■ Document extract ■
With One Accord
“Walk worthy of the vocation wherewith ye are called … endeavouring to keep the unity of the Spirit” (Eph. 4:1, 3).
“For all the work we put into this Sunday school, we certainly do not see much blessing!”
Do you ever hear this remark in your Sunday school? If so, then perhaps you have got a problem in staff unity! The early Church, with its abundance and variety of spiritual blessings, was characterized by a spirit of fellowship and oneness in prayer and service. However, where there is a lack of such spiritual unity in the Lord, there will certainly be a lack of blessing.
Immediately following the Lord’s ascension, the apostles and others were found in an upper room, where they continued with one accord in prayer and supplication (Acts 1:14).
Again, “When the day of Pentecost was fully come, they were all with one accord in one place. And suddenly … they were all filled with the Holy Ghost” (Acts 2:1-4).
Furthermore, they continued “daily with one accord in the temple .. . praising God, and having favour with all the people And the Lord added to the Church daily such as should be saved (Acts 2:46-47).

■ Stated goal A ■
Answer these about the passage on unity:
(i) Which chapter and verses of Ephesians are quoted at the start?
(ii) Where were the apostles and others found immediately after the Lord's ascension?
(iii) With what were they all filled on the day of Pentecost?
■ Stated goal B ■
Print the passage on unity, starting with "Immediately following the" and going on through "supplication (Acts 1:14).".
Rely only on the passage on unity.

■ Collected data ■
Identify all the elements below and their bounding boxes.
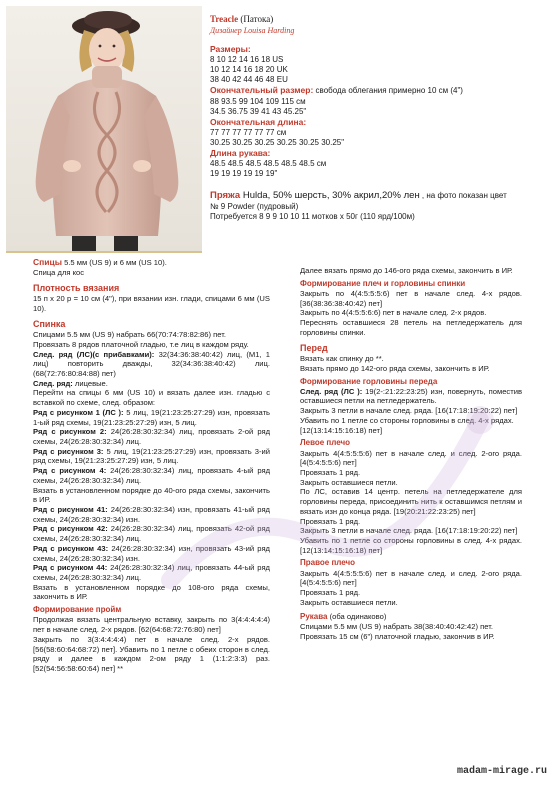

■ Task solution A ■
(i) Ephesians 4:1 and 3
(ii) In an upper room
(iii) The Holy Ghost

■ Task solution B ■
Immediately following the Lord’s ascension, the apostles and others were found in an upper room, where they continued with one accord in prayer and supplication (Acts 1:14).